Written request =>
Repeat the entries below exactly as they appear, with no pictures.

Data supplied =>
━━━━━━━━━━━━━━━━
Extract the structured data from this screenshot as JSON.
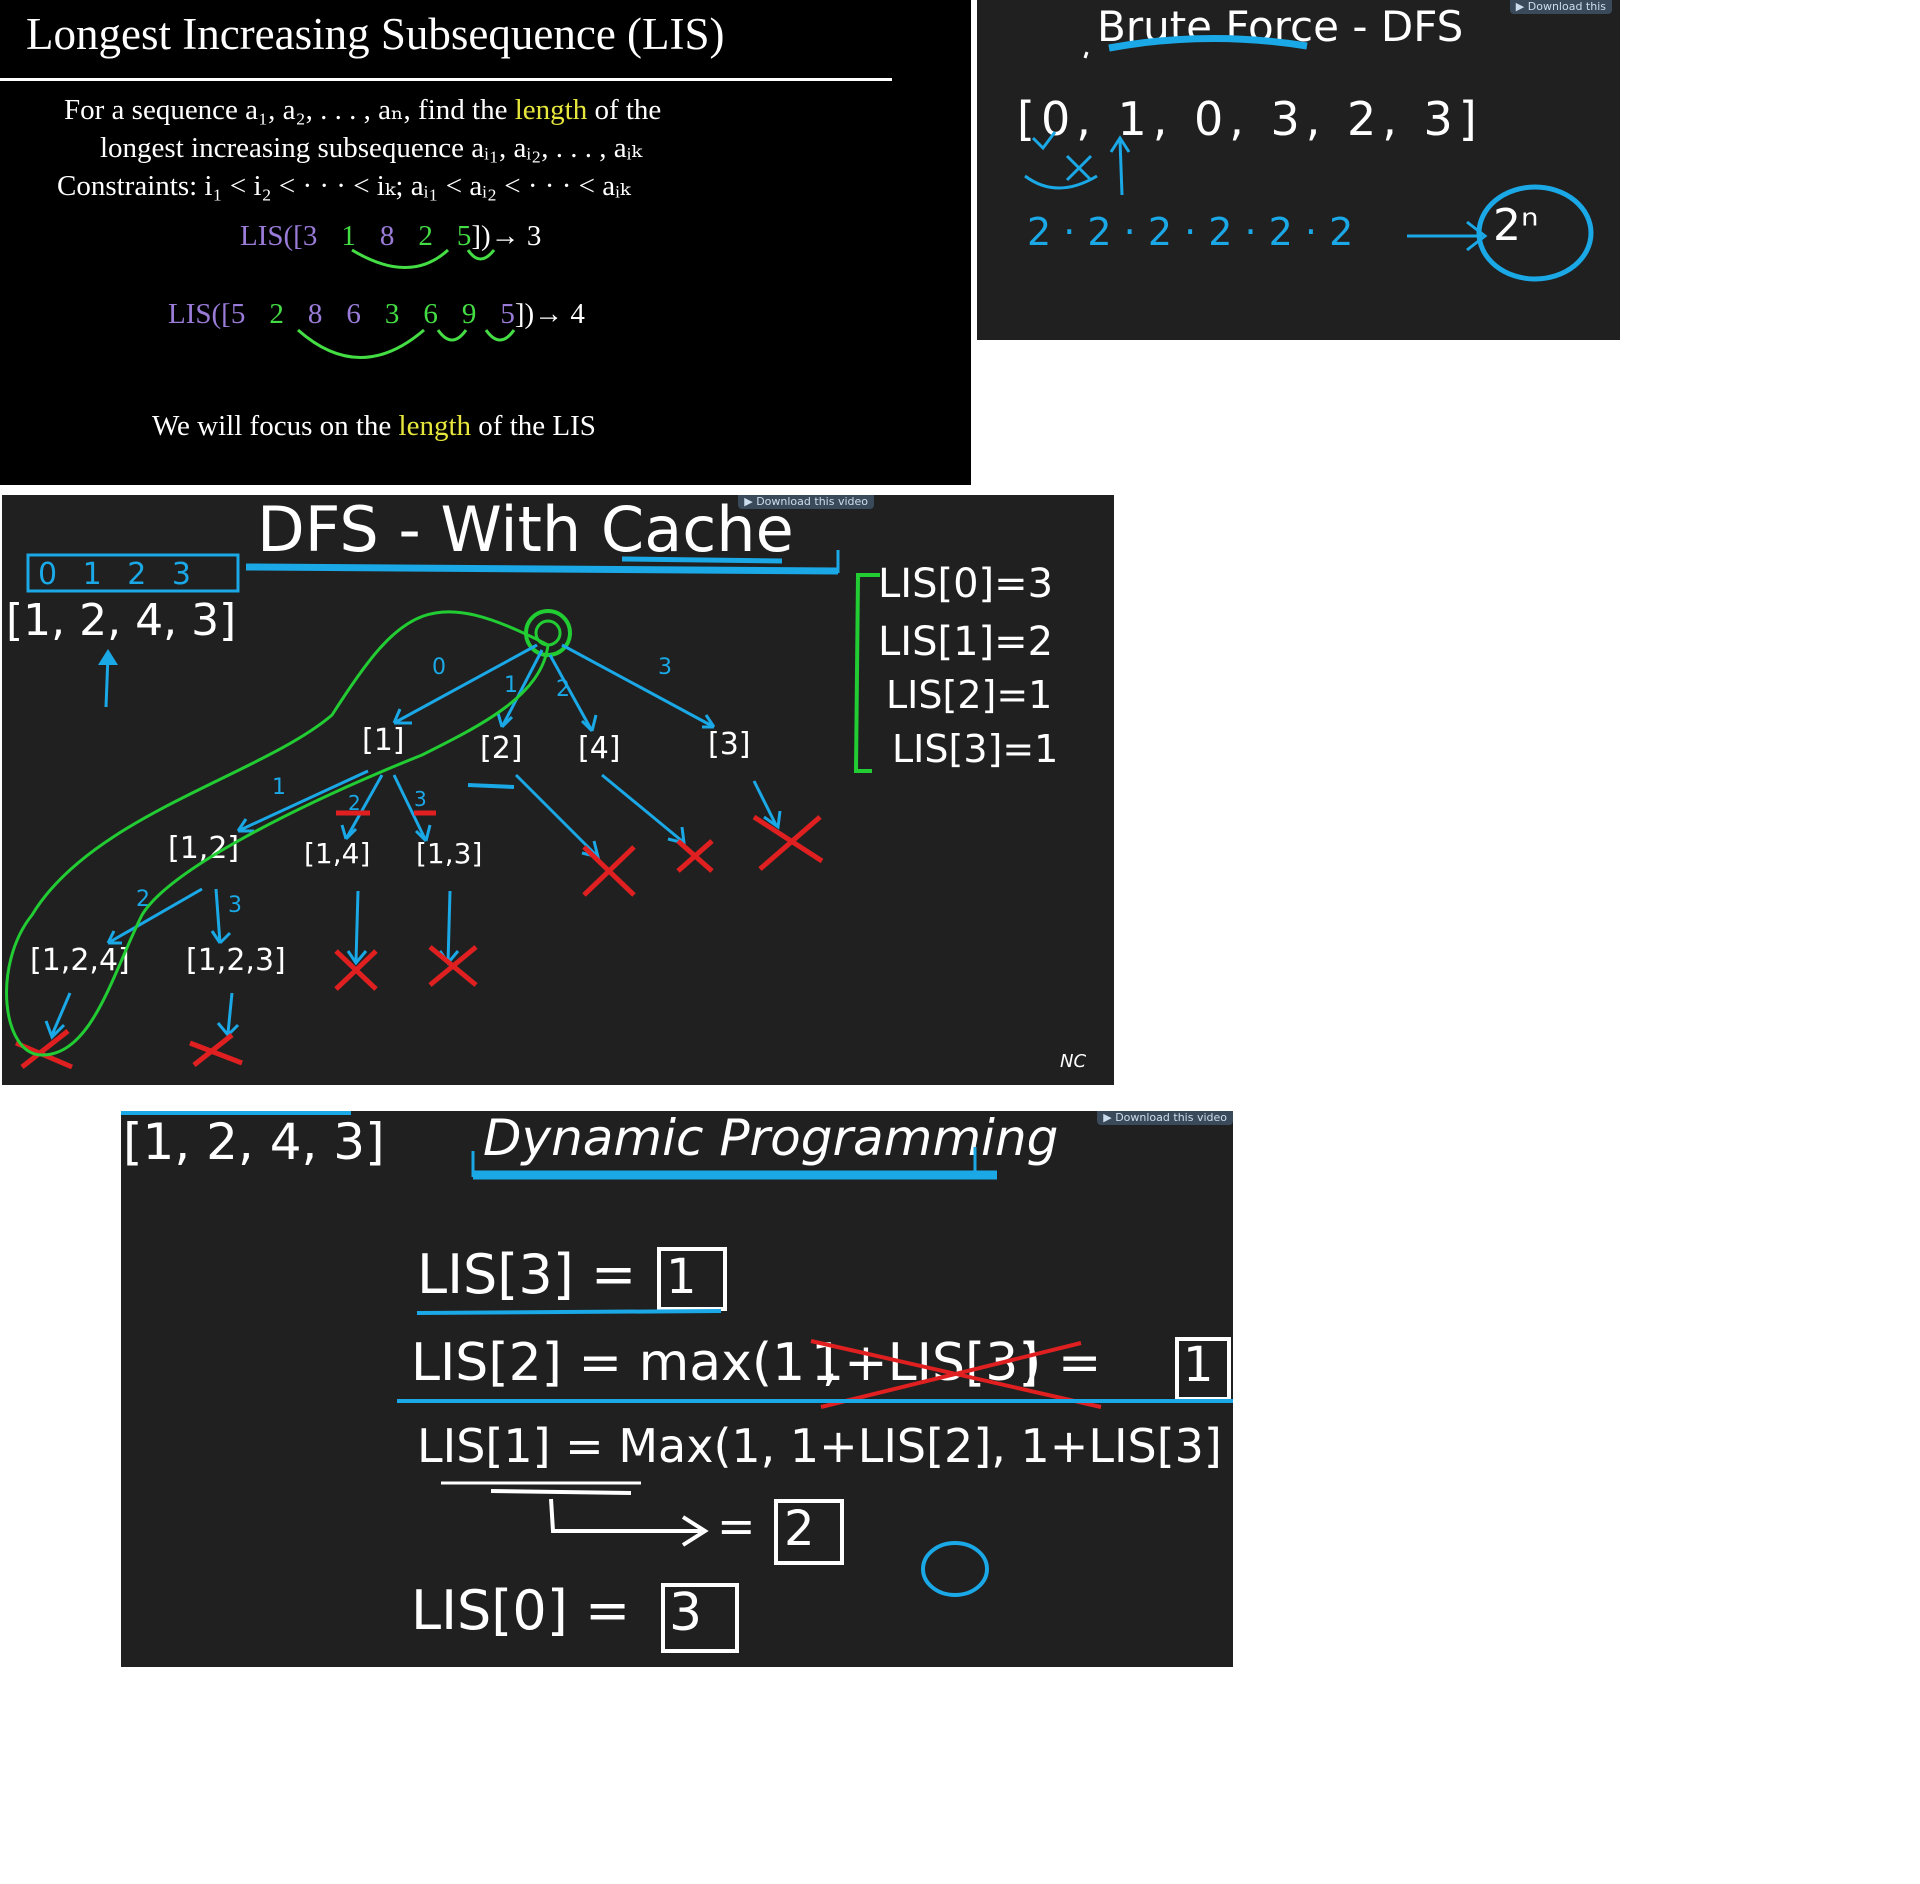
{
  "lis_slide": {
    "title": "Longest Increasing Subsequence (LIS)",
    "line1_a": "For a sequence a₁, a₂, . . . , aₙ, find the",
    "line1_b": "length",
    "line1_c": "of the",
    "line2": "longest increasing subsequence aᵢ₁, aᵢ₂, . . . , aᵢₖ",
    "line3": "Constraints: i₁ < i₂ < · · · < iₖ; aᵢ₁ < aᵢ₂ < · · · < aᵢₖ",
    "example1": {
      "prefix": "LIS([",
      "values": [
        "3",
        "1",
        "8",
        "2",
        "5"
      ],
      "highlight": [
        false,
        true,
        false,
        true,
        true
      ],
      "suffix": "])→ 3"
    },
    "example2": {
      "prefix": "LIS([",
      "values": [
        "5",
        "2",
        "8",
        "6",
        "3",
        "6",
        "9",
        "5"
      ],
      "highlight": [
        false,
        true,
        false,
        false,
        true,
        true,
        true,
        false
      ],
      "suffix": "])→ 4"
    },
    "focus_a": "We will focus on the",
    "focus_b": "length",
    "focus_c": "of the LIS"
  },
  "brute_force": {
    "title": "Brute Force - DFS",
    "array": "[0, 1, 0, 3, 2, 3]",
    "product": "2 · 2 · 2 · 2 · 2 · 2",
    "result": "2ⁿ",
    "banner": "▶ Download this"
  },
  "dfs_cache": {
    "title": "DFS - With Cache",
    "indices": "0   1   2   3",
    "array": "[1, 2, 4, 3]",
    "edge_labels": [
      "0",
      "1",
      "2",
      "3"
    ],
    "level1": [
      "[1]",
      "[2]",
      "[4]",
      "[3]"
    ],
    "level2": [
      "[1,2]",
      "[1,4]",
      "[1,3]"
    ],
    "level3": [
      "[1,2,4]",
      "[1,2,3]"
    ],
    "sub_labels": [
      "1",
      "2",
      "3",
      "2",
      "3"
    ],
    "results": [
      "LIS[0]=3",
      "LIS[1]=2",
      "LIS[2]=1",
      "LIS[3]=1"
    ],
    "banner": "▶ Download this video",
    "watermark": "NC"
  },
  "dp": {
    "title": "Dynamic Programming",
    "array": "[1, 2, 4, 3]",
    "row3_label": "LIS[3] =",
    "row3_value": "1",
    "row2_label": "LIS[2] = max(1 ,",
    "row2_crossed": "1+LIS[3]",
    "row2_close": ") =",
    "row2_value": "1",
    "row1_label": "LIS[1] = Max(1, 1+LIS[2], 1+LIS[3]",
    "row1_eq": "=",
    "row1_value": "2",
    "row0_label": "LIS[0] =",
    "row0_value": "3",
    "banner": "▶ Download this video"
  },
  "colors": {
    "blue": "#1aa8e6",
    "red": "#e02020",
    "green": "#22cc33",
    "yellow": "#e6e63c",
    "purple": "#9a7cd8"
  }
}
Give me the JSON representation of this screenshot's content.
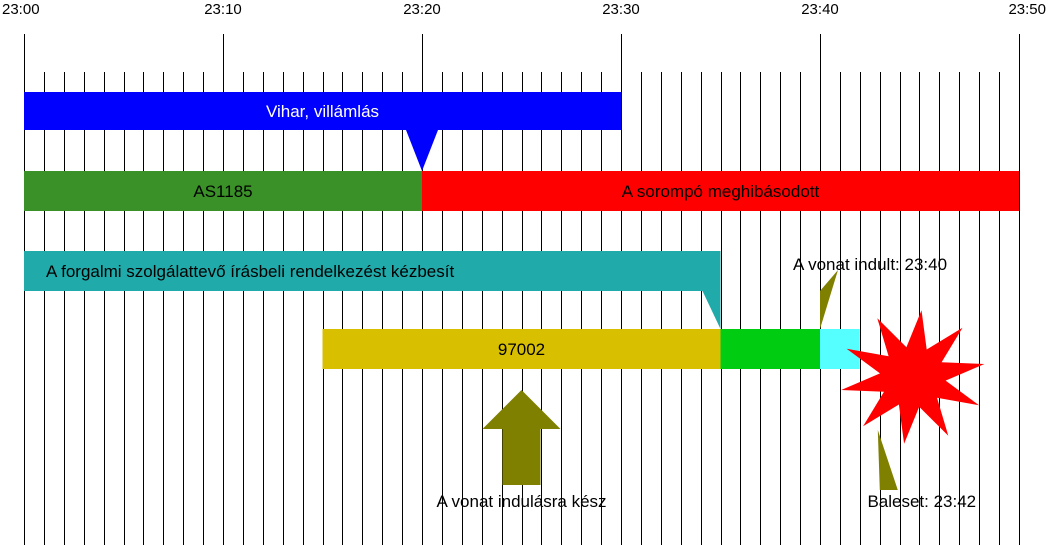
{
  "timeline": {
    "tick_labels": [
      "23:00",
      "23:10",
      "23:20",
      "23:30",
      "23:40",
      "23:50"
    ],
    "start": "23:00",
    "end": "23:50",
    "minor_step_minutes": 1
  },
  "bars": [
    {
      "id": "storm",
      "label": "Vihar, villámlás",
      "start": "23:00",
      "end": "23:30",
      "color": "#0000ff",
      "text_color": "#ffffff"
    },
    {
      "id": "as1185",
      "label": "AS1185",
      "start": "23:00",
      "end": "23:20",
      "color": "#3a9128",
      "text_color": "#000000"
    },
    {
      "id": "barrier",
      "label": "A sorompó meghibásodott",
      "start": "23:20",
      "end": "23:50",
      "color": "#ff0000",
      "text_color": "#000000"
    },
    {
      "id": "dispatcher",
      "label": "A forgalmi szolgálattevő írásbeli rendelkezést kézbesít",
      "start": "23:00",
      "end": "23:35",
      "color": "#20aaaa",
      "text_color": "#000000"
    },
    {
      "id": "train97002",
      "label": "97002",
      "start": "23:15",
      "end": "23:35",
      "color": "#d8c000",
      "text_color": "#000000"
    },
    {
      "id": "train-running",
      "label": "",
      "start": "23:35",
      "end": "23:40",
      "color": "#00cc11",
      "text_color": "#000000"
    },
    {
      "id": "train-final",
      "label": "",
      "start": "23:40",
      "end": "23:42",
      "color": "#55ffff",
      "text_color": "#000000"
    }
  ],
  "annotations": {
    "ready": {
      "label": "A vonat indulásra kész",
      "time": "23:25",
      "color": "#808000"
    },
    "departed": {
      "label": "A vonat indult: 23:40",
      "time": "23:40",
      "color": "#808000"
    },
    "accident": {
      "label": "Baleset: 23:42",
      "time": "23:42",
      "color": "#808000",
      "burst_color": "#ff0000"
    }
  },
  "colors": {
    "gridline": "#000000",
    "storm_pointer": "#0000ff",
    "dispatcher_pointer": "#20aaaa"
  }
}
━━━━━━━━━━━━━━━━
Task solution =>
Extract the structured data from this screenshot as JSON.
{
  "lis_slide": {
    "title": "Longest Increasing Subsequence (LIS)",
    "line1_a": "For a sequence a₁, a₂, . . . , aₙ, find the",
    "line1_b": "length",
    "line1_c": "of the",
    "line2": "longest increasing subsequence aᵢ₁, aᵢ₂, . . . , aᵢₖ",
    "line3": "Constraints: i₁ < i₂ < · · · < iₖ; aᵢ₁ < aᵢ₂ < · · · < aᵢₖ",
    "example1": {
      "prefix": "LIS([",
      "values": [
        "3",
        "1",
        "8",
        "2",
        "5"
      ],
      "highlight": [
        false,
        true,
        false,
        true,
        true
      ],
      "suffix": "])→ 3"
    },
    "example2": {
      "prefix": "LIS([",
      "values": [
        "5",
        "2",
        "8",
        "6",
        "3",
        "6",
        "9",
        "5"
      ],
      "highlight": [
        false,
        true,
        false,
        false,
        true,
        true,
        true,
        false
      ],
      "suffix": "])→ 4"
    },
    "focus_a": "We will focus on the",
    "focus_b": "length",
    "focus_c": "of the LIS"
  },
  "brute_force": {
    "title": "Brute Force - DFS",
    "array": "[0, 1, 0, 3, 2, 3]",
    "product": "2 · 2 · 2 · 2 · 2 · 2",
    "result": "2ⁿ",
    "banner": "▶ Download this"
  },
  "dfs_cache": {
    "title": "DFS - With Cache",
    "indices": "0   1   2   3",
    "array": "[1, 2, 4, 3]",
    "edge_labels": [
      "0",
      "1",
      "2",
      "3"
    ],
    "level1": [
      "[1]",
      "[2]",
      "[4]",
      "[3]"
    ],
    "level2": [
      "[1,2]",
      "[1,4]",
      "[1,3]"
    ],
    "level3": [
      "[1,2,4]",
      "[1,2,3]"
    ],
    "sub_labels": [
      "1",
      "2",
      "3",
      "2",
      "3"
    ],
    "results": [
      "LIS[0]=3",
      "LIS[1]=2",
      "LIS[2]=1",
      "LIS[3]=1"
    ],
    "banner": "▶ Download this video",
    "watermark": "NC"
  },
  "dp": {
    "title": "Dynamic Programming",
    "array": "[1, 2, 4, 3]",
    "row3_label": "LIS[3] =",
    "row3_value": "1",
    "row2_label": "LIS[2] = max(1 ,",
    "row2_crossed": "1+LIS[3]",
    "row2_close": ") =",
    "row2_value": "1",
    "row1_label": "LIS[1] = Max(1, 1+LIS[2], 1+LIS[3]",
    "row1_eq": "=",
    "row1_value": "2",
    "row0_label": "LIS[0] =",
    "row0_value": "3",
    "banner": "▶ Download this video"
  },
  "colors": {
    "blue": "#1aa8e6",
    "red": "#e02020",
    "green": "#22cc33",
    "yellow": "#e6e63c",
    "purple": "#9a7cd8"
  }
}
Give me the JSON representation of this screenshot's content.
{
  "timeline": {
    "tick_labels": [
      "23:00",
      "23:10",
      "23:20",
      "23:30",
      "23:40",
      "23:50"
    ],
    "start": "23:00",
    "end": "23:50",
    "minor_step_minutes": 1
  },
  "bars": [
    {
      "id": "storm",
      "label": "Vihar, villámlás",
      "start": "23:00",
      "end": "23:30",
      "color": "#0000ff",
      "text_color": "#ffffff"
    },
    {
      "id": "as1185",
      "label": "AS1185",
      "start": "23:00",
      "end": "23:20",
      "color": "#3a9128",
      "text_color": "#000000"
    },
    {
      "id": "barrier",
      "label": "A sorompó meghibásodott",
      "start": "23:20",
      "end": "23:50",
      "color": "#ff0000",
      "text_color": "#000000"
    },
    {
      "id": "dispatcher",
      "label": "A forgalmi szolgálattevő írásbeli rendelkezést kézbesít",
      "start": "23:00",
      "end": "23:35",
      "color": "#20aaaa",
      "text_color": "#000000"
    },
    {
      "id": "train97002",
      "label": "97002",
      "start": "23:15",
      "end": "23:35",
      "color": "#d8c000",
      "text_color": "#000000"
    },
    {
      "id": "train-running",
      "label": "",
      "start": "23:35",
      "end": "23:40",
      "color": "#00cc11",
      "text_color": "#000000"
    },
    {
      "id": "train-final",
      "label": "",
      "start": "23:40",
      "end": "23:42",
      "color": "#55ffff",
      "text_color": "#000000"
    }
  ],
  "annotations": {
    "ready": {
      "label": "A vonat indulásra kész",
      "time": "23:25",
      "color": "#808000"
    },
    "departed": {
      "label": "A vonat indult: 23:40",
      "time": "23:40",
      "color": "#808000"
    },
    "accident": {
      "label": "Baleset: 23:42",
      "time": "23:42",
      "color": "#808000",
      "burst_color": "#ff0000"
    }
  },
  "colors": {
    "gridline": "#000000",
    "storm_pointer": "#0000ff",
    "dispatcher_pointer": "#20aaaa"
  }
}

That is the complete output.